Records from a collection:

==*==

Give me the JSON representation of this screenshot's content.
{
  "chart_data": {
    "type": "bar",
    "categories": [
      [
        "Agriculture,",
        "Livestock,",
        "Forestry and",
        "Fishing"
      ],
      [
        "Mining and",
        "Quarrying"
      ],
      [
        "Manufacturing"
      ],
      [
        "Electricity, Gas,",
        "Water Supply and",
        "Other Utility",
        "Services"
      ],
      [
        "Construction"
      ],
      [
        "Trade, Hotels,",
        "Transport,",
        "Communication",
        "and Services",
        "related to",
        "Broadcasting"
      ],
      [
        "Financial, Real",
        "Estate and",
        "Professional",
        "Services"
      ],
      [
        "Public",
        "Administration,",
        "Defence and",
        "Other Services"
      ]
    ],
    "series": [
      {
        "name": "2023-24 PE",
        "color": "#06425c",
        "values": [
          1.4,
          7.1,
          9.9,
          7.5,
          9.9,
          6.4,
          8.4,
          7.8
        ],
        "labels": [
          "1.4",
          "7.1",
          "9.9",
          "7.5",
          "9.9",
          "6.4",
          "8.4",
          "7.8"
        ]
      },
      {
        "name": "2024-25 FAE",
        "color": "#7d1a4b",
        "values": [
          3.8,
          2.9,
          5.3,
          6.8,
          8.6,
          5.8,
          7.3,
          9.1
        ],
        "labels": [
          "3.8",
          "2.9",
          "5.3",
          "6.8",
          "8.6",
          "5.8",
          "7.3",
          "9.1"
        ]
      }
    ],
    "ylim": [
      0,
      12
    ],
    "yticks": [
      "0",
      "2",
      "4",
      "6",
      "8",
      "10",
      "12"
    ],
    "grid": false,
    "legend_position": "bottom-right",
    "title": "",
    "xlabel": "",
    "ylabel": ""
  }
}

==*==

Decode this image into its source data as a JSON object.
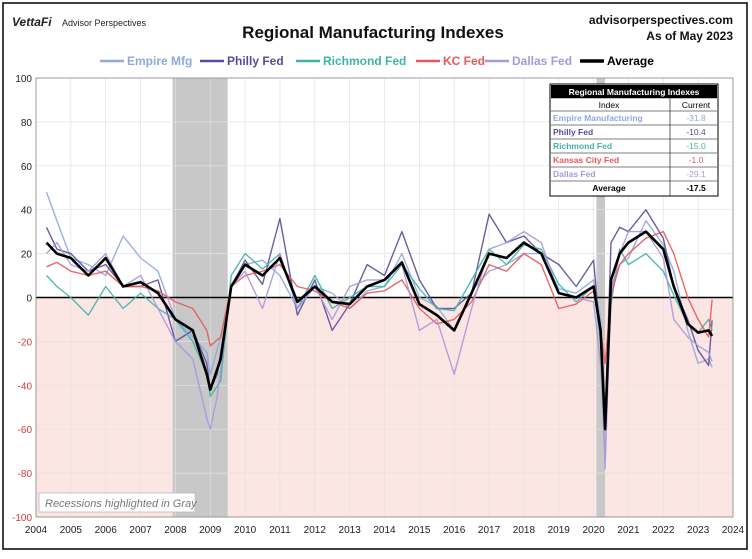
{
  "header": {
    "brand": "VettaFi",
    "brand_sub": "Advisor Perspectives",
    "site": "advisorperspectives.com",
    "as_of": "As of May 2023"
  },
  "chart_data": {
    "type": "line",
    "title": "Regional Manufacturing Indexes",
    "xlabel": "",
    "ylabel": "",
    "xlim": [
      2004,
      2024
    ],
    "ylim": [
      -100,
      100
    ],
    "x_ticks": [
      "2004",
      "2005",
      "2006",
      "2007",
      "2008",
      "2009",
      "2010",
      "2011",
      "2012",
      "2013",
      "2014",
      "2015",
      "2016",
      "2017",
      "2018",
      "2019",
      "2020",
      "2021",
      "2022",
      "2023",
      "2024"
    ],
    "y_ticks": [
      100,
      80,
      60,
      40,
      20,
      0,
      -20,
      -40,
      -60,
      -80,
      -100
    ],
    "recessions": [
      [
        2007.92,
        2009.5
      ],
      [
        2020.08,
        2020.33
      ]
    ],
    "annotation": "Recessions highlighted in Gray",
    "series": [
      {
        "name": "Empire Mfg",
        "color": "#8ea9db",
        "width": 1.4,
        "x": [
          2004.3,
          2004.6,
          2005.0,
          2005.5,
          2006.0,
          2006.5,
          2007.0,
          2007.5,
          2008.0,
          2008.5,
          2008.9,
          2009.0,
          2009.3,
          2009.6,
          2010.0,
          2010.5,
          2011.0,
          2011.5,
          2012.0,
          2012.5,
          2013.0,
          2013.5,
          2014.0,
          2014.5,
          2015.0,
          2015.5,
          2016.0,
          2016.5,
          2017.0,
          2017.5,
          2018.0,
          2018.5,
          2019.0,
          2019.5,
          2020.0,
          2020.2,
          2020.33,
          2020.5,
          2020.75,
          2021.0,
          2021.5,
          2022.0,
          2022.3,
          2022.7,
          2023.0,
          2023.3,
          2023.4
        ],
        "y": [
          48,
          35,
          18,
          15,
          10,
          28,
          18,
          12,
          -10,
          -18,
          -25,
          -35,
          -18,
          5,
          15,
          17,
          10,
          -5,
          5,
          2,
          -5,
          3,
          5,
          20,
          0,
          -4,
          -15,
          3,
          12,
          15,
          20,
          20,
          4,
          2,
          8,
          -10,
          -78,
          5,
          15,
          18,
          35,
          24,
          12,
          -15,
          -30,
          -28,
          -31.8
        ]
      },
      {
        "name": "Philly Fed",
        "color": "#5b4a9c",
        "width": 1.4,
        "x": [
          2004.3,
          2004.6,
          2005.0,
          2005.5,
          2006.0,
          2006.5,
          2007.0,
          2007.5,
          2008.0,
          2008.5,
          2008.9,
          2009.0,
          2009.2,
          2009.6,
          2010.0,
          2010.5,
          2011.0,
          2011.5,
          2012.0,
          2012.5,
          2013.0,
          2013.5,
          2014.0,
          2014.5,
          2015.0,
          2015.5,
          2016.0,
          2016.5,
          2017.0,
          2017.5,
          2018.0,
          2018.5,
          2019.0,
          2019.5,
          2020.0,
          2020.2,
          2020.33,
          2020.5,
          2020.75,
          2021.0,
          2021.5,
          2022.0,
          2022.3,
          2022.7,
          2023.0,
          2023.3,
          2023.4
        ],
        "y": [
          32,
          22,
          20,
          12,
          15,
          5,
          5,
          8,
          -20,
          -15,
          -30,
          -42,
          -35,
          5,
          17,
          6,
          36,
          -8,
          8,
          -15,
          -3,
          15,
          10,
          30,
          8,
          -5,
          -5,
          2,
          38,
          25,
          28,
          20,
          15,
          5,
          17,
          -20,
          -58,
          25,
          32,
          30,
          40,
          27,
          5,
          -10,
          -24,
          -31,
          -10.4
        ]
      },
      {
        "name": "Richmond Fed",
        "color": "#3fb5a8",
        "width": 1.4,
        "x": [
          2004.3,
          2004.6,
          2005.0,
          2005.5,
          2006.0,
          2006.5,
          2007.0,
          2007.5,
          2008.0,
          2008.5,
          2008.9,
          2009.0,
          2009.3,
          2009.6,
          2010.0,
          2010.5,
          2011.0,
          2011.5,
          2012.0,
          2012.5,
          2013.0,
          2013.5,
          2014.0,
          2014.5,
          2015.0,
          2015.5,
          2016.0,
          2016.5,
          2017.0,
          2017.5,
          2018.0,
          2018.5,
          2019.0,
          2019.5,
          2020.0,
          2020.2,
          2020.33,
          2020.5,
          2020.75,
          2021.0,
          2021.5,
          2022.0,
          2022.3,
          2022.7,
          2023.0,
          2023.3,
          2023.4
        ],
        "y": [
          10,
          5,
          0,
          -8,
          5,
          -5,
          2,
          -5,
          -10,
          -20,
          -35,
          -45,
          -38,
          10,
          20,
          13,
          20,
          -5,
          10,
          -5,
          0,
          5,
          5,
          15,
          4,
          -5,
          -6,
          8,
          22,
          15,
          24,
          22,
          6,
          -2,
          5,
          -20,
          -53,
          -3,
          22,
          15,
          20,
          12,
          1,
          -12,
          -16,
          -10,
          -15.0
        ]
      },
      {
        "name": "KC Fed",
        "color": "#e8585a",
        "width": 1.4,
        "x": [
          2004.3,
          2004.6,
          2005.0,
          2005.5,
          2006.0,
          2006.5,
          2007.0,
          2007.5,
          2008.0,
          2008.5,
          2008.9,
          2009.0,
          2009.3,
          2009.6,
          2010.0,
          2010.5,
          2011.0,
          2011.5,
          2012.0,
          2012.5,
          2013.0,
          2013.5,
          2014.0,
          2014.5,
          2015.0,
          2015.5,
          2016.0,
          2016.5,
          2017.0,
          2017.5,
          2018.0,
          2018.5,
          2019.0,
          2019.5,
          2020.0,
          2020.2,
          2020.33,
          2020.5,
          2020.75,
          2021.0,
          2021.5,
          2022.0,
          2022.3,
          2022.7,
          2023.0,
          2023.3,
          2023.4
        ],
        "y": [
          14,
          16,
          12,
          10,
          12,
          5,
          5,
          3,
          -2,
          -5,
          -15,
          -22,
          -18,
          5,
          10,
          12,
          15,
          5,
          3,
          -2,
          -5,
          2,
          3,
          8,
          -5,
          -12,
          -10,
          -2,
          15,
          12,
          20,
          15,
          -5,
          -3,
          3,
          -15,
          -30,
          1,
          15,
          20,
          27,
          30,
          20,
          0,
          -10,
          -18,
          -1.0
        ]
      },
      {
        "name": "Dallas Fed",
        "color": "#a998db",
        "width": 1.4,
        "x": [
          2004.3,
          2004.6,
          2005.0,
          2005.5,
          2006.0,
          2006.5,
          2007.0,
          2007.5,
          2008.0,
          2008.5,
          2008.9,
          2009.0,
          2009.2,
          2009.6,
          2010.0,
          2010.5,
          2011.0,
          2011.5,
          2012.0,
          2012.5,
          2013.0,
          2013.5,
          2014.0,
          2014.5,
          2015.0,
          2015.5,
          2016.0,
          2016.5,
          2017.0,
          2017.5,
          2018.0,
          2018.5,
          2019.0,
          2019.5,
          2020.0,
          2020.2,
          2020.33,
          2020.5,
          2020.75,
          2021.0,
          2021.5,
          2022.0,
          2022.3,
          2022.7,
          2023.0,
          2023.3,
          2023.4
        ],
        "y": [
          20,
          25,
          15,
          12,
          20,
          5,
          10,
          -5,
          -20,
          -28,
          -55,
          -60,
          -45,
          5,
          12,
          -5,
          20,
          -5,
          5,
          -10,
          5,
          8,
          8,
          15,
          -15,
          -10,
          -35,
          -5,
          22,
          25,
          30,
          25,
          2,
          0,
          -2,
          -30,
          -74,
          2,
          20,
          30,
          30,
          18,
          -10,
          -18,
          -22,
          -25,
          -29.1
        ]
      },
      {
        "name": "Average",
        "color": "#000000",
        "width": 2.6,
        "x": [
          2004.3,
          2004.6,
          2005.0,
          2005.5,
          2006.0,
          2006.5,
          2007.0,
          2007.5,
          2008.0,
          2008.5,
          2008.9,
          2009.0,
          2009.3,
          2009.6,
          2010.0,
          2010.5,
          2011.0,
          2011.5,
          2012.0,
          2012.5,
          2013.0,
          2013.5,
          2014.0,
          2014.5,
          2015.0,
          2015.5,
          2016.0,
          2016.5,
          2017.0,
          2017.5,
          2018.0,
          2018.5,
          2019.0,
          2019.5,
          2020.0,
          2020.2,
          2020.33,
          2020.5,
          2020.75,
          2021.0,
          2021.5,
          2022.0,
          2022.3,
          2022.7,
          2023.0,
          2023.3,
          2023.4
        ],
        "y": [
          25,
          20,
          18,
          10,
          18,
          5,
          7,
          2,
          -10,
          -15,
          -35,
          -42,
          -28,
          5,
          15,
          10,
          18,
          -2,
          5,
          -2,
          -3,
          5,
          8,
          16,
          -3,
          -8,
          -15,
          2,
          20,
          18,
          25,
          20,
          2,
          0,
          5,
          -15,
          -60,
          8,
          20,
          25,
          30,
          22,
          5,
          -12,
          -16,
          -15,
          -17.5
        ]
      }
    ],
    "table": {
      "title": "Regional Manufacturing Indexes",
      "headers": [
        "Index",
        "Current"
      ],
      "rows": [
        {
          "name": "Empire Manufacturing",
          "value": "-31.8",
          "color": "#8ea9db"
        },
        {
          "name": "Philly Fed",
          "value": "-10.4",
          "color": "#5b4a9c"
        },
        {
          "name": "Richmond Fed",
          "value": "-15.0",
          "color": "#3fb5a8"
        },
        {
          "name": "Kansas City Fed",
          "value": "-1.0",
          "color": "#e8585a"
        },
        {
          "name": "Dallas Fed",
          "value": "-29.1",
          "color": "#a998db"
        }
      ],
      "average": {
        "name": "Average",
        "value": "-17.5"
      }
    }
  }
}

==*==

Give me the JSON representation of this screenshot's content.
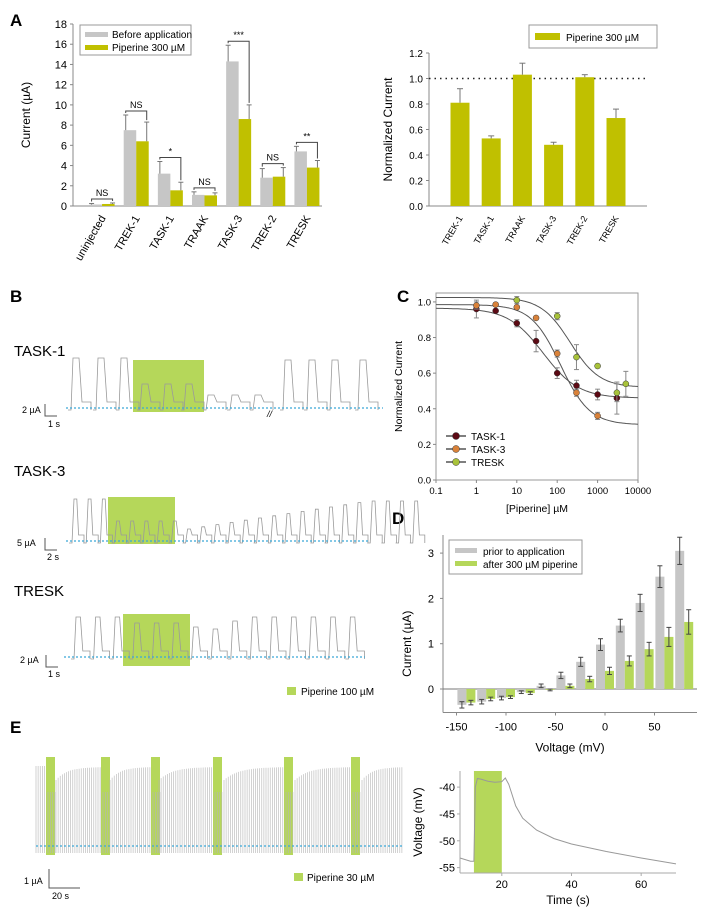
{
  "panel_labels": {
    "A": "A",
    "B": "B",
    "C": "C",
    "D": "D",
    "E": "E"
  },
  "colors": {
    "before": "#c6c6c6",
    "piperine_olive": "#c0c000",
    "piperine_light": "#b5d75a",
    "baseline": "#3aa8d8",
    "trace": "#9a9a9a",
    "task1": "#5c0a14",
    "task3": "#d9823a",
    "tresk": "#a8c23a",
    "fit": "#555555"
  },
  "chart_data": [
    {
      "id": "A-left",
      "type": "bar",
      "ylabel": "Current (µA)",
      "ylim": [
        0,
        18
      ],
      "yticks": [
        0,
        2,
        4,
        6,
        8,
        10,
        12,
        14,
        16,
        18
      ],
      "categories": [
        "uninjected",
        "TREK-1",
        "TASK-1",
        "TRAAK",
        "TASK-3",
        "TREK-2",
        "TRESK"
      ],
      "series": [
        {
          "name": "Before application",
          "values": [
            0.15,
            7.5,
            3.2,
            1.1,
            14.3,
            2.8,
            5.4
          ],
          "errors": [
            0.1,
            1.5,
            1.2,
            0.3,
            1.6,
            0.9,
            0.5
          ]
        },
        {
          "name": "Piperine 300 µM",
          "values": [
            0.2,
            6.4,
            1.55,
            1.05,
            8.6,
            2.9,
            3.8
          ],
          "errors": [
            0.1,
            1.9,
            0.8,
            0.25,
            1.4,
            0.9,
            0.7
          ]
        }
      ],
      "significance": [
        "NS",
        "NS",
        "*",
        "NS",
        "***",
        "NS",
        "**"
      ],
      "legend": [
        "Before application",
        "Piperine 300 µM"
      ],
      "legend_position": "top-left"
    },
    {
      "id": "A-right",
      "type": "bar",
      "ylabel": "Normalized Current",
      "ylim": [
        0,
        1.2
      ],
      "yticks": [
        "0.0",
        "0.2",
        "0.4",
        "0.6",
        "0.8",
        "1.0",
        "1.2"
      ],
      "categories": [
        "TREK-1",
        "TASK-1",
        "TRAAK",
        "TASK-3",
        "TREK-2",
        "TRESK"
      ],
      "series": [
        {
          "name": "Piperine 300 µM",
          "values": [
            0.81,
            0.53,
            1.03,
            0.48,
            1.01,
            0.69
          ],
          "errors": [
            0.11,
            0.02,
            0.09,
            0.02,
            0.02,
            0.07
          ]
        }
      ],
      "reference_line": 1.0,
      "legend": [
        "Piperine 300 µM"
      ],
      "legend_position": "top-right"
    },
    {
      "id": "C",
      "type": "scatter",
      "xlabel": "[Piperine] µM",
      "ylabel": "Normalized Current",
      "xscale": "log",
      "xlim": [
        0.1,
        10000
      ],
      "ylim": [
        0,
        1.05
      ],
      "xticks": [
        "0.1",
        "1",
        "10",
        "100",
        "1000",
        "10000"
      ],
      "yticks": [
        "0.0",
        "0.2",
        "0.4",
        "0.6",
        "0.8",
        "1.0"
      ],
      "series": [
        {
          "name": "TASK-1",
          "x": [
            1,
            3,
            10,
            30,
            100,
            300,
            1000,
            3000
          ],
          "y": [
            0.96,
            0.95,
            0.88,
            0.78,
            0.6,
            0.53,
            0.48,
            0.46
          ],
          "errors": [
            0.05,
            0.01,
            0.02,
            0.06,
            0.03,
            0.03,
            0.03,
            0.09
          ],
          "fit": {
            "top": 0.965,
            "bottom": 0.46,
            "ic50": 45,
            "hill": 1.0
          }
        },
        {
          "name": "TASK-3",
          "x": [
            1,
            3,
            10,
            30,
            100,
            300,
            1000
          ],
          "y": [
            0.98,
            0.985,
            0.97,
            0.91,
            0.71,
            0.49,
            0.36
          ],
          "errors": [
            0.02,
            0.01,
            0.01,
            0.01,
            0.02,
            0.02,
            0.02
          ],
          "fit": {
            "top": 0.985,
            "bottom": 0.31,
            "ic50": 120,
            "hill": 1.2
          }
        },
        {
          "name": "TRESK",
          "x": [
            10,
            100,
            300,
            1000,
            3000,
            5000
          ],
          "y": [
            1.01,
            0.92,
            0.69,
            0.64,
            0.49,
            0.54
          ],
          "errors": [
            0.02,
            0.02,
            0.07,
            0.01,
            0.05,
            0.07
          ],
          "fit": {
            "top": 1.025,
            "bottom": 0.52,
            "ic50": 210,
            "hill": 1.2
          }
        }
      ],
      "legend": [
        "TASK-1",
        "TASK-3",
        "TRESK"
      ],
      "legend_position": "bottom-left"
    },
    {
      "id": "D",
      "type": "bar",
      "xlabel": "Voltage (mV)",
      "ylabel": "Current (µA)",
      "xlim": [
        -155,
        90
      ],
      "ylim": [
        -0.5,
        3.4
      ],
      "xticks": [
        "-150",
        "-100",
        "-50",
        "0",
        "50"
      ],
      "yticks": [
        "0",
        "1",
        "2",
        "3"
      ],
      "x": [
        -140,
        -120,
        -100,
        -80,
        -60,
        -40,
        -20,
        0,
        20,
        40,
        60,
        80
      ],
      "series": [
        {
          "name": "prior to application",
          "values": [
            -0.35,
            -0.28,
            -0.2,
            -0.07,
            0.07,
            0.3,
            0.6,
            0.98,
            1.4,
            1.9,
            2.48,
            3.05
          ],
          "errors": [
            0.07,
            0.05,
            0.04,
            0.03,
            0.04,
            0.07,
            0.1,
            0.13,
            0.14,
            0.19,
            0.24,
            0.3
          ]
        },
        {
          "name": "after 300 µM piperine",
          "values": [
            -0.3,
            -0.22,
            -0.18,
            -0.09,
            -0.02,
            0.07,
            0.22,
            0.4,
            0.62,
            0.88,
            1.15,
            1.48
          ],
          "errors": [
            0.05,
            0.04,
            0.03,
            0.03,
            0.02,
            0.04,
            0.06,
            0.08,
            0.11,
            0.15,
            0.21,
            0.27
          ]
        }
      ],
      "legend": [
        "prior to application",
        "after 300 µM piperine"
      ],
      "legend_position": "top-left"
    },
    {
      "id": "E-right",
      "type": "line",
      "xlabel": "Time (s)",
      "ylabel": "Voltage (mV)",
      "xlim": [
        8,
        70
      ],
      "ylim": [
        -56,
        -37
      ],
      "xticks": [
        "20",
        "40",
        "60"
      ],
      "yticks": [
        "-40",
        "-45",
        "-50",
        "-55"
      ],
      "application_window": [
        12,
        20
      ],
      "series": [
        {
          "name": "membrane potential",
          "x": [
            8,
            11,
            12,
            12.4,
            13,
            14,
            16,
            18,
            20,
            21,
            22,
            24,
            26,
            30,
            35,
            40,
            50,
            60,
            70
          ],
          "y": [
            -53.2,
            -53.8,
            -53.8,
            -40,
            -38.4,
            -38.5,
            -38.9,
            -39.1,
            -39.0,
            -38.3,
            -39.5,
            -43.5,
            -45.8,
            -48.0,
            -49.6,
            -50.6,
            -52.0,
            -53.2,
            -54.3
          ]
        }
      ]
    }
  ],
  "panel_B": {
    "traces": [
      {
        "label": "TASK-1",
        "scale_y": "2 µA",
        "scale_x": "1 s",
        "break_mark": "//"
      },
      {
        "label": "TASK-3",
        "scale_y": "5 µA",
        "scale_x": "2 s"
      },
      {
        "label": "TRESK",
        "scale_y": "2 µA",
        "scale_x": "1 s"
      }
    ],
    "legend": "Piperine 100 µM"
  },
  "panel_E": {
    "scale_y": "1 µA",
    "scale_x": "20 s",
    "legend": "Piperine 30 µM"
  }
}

==*==

## WRITTEN REQUEST
In the entries above, find each line with the word "Regional" and show it.

## ANSWER TO THIS TASK
    "title": "Regional Manufacturing Indexes",
      "title": "Regional Manufacturing Indexes",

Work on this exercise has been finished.